Exercise aim - Write out each line word for word. Drop pictures.

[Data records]
++++++++
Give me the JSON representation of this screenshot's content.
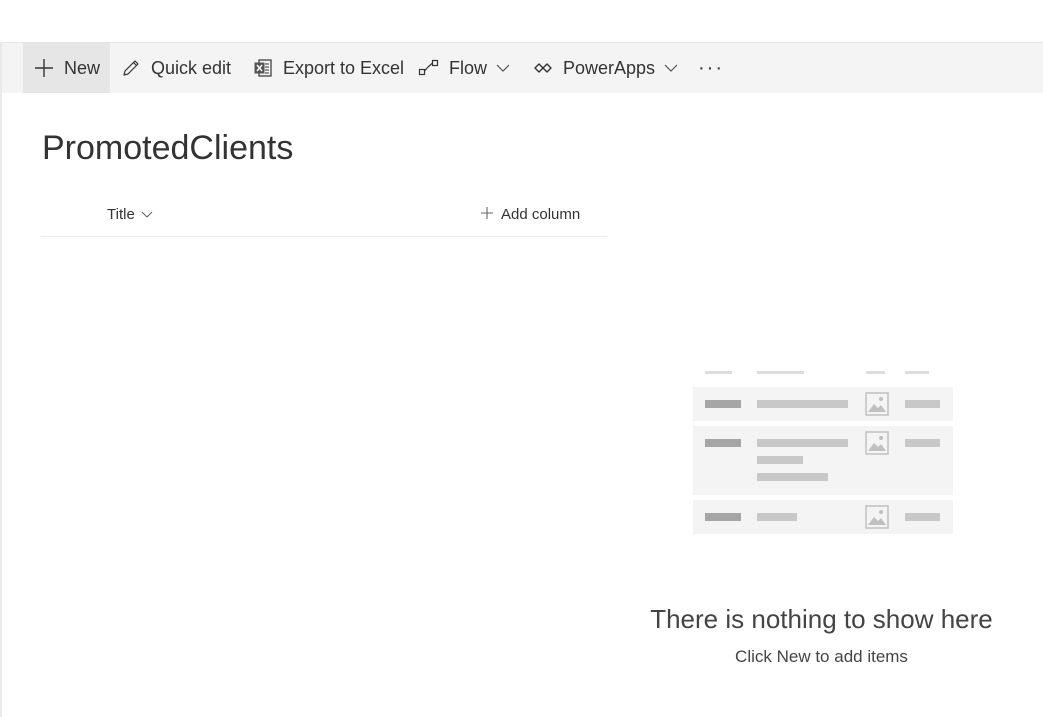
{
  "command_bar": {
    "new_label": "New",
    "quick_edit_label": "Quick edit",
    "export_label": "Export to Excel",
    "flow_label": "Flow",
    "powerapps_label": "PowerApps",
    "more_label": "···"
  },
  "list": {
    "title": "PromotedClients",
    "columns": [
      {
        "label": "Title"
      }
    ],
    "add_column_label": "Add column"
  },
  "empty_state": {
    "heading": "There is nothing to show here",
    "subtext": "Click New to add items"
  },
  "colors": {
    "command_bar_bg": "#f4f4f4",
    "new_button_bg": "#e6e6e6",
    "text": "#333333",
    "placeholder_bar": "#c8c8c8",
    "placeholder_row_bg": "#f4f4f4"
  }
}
++++++++
Completed exercise -
Give me the JSON representation of this screenshot's content.
{
  "command_bar": {
    "new_label": "New",
    "quick_edit_label": "Quick edit",
    "export_label": "Export to Excel",
    "flow_label": "Flow",
    "powerapps_label": "PowerApps",
    "more_label": "···"
  },
  "list": {
    "title": "PromotedClients",
    "columns": [
      {
        "label": "Title"
      }
    ],
    "add_column_label": "Add column"
  },
  "empty_state": {
    "heading": "There is nothing to show here",
    "subtext": "Click New to add items"
  },
  "colors": {
    "command_bar_bg": "#f4f4f4",
    "new_button_bg": "#e6e6e6",
    "text": "#333333",
    "placeholder_bar": "#c8c8c8",
    "placeholder_row_bg": "#f4f4f4"
  }
}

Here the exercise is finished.